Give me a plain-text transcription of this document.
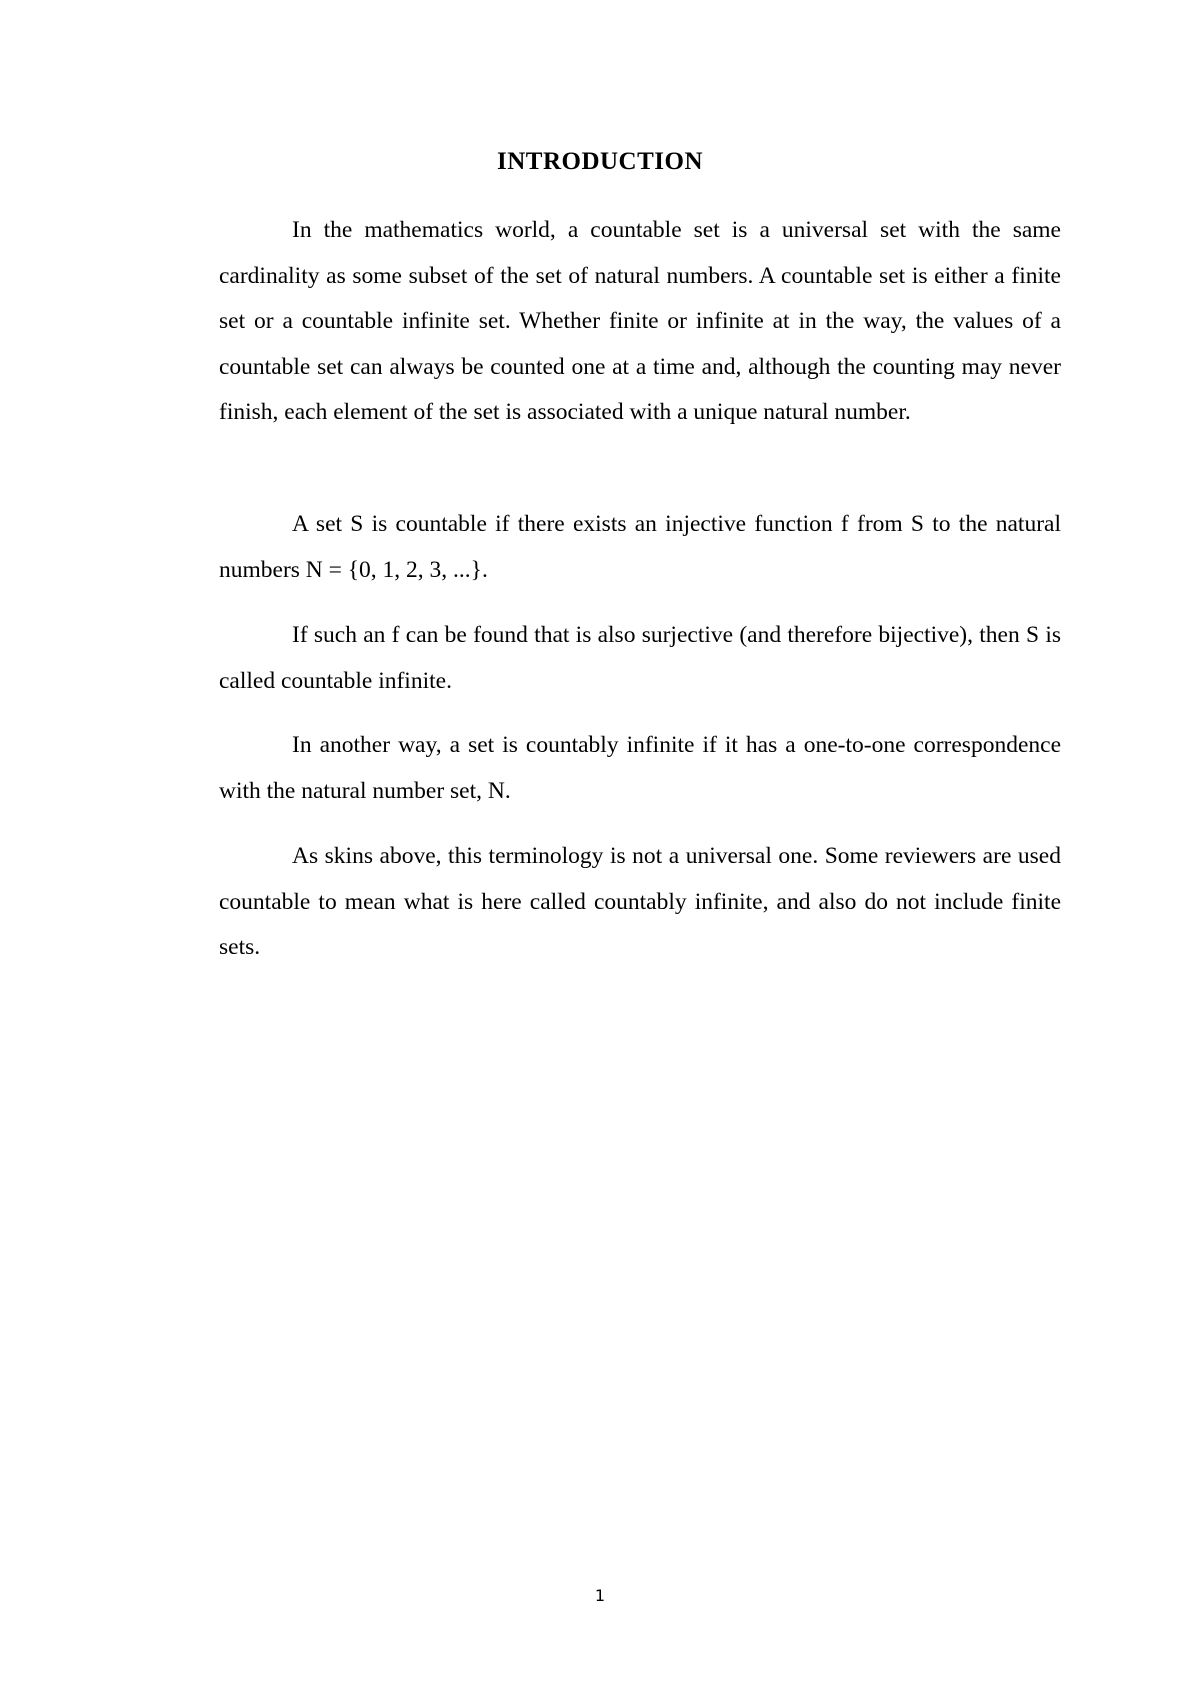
INTRODUCTION

In the mathematics world, a countable set is a universal set with the same cardinality as some subset of the set of natural numbers. A countable set is either a finite set or a countable infinite set. Whether finite or infinite at in the way, the values of a countable set can always be counted one at a time and, although the counting may never finish, each element of the set is associated with a unique natural number.

A set S is countable if there exists an injective function f from S to the natural numbers N = {0, 1, 2, 3, ...}.

If such an f can be found that is also surjective (and therefore bijective), then S is called countable infinite.

In another way, a set is countably infinite if it has a one-to-one correspondence with the natural number set, N.

As skins above, this terminology is not a universal one. Some reviewers are used countable to mean what is here called countably infinite, and also do not include finite sets.

1
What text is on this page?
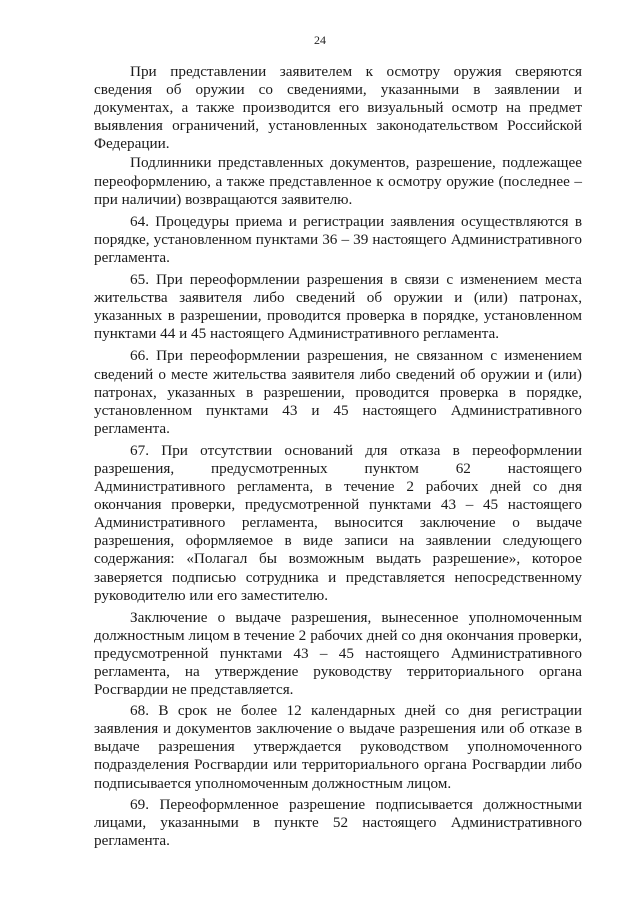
24

При представлении заявителем к осмотру оружия сверяются сведения об оружии со сведениями, указанными в заявлении и документах, а также производится его визуальный осмотр на предмет выявления ограничений, установленных законодательством Российской Федерации.

Подлинники представленных документов, разрешение, подлежащее переоформлению, а также представленное к осмотру оружие (последнее – при наличии) возвращаются заявителю.

64. Процедуры приема и регистрации заявления осуществляются в порядке, установленном пунктами 36 – 39 настоящего Административного регламента.

65. При переоформлении разрешения в связи с изменением места жительства заявителя либо сведений об оружии и (или) патронах, указанных в разрешении, проводится проверка в порядке, установленном пунктами 44 и 45 настоящего Административного регламента.

66. При переоформлении разрешения, не связанном с изменением сведений о месте жительства заявителя либо сведений об оружии и (или) патронах, указанных в разрешении, проводится проверка в порядке, установленном пунктами 43 и 45 настоящего Административного регламента.

67. При отсутствии оснований для отказа в переоформлении разрешения, предусмотренных пунктом 62 настоящего Административного регламента, в течение 2 рабочих дней со дня окончания проверки, предусмотренной пунктами 43 – 45 настоящего Административного регламента, выносится заключение о выдаче разрешения, оформляемое в виде записи на заявлении следующего содержания: «Полагал бы возможным выдать разрешение», которое заверяется подписью сотрудника и представляется непосредственному руководителю или его заместителю.

Заключение о выдаче разрешения, вынесенное уполномоченным должностным лицом в течение 2 рабочих дней со дня окончания проверки, предусмотренной пунктами 43 – 45 настоящего Административного регламента, на утверждение руководству территориального органа Росгвардии не представляется.

68. В срок не более 12 календарных дней со дня регистрации заявления и документов заключение о выдаче разрешения или об отказе в выдаче разрешения утверждается руководством уполномоченного подразделения Росгвардии или территориального органа Росгвардии либо подписывается уполномоченным должностным лицом.

69. Переоформленное разрешение подписывается должностными лицами, указанными в пункте 52 настоящего Административного регламента.
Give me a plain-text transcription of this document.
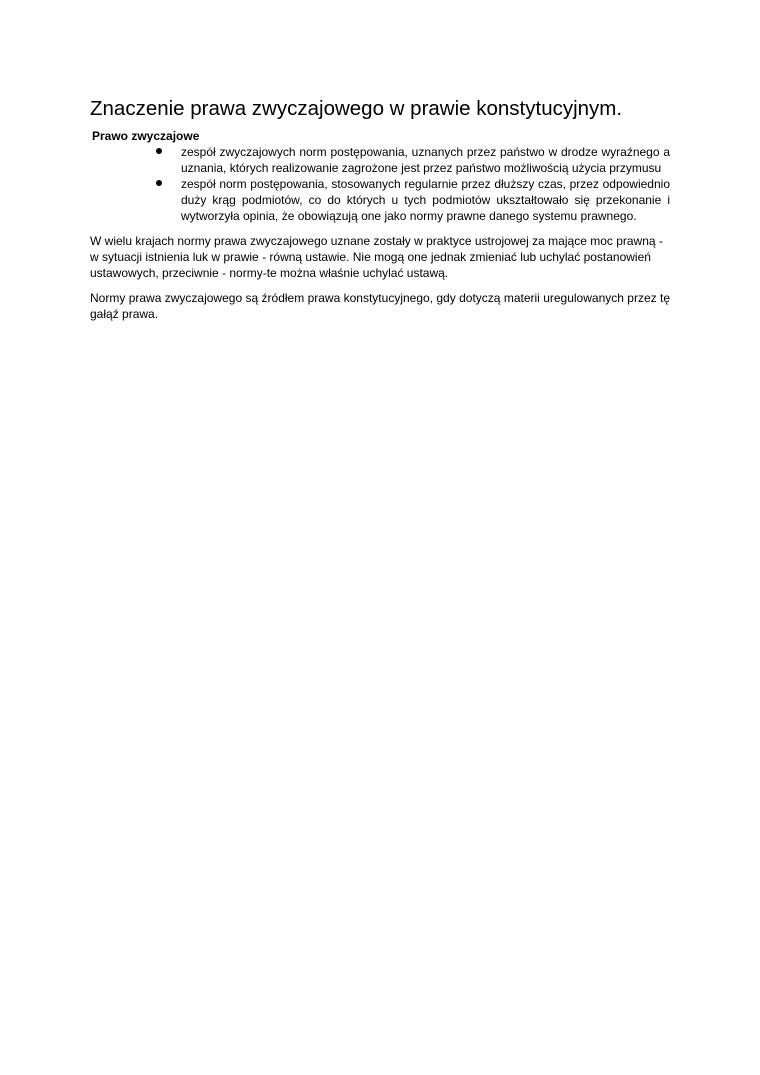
Znaczenie prawa zwyczajowego w prawie konstytucyjnym.
Prawo zwyczajowe
zespół zwyczajowych norm postępowania, uznanych przez państwo w drodze wyraźnego a uznania, których realizowanie zagrożone jest przez państwo możliwością użycia przymusu
zespół norm postępowania, stosowanych regularnie przez dłuższy czas, przez odpowiednio duży krąg podmiotów, co do których u tych podmiotów ukształtowało się przekonanie i wytworzyła opinia, że obowiązują one jako normy prawne danego systemu prawnego.

W wielu krajach normy prawa zwyczajowego uznane zostały w praktyce ustrojowej za mające moc prawną - w sytuacji istnienia luk w prawie - równą ustawie. Nie mogą one jednak zmieniać lub uchylać postanowień ustawowych, przeciwnie - normy-te można właśnie uchylać ustawą.

Normy prawa zwyczajowego są źródłem prawa konstytucyjnego, gdy dotyczą materii uregulowanych przez tę gałąź prawa.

********

### Required work
In the entries above, find each line with the string "разрешения" and copy it.

### The answer
65. При переоформлении разрешения в связи с изменением места жительства заявителя либо сведений об оружии и (или) патронах, указанных в разрешении, проводится проверка в порядке, установленном пунктами 44 и 45 настоящего Административного регламента.
66. При переоформлении разрешения, не связанном с изменением сведений о месте жительства заявителя либо сведений об оружии и (или) патронах, указанных в разрешении, проводится проверка в порядке, установленном пунктами 43 и 45 настоящего Административного регламента.
67. При отсутствии оснований для отказа в переоформлении разрешения, предусмотренных пунктом 62 настоящего Административного регламента, в течение 2 рабочих дней со дня окончания проверки, предусмотренной пунктами 43 – 45 настоящего Административного регламента, выносится заключение о выдаче разрешения, оформляемое в виде записи на заявлении следующего содержания: «Полагал бы возможным выдать разрешение», которое заверяется подписью сотрудника и представляется непосредственному руководителю или его заместителю.
Заключение о выдаче разрешения, вынесенное уполномоченным должностным лицом в течение 2 рабочих дней со дня окончания проверки, предусмотренной пунктами 43 – 45 настоящего Административного регламента, на утверждение руководству территориального органа Росгвардии не представляется.
68. В срок не более 12 календарных дней со дня регистрации заявления и документов заключение о выдаче разрешения или об отказе в выдаче разрешения утверждается руководством уполномоченного подразделения Росгвардии или территориального органа Росгвардии либо подписывается уполномоченным должностным лицом.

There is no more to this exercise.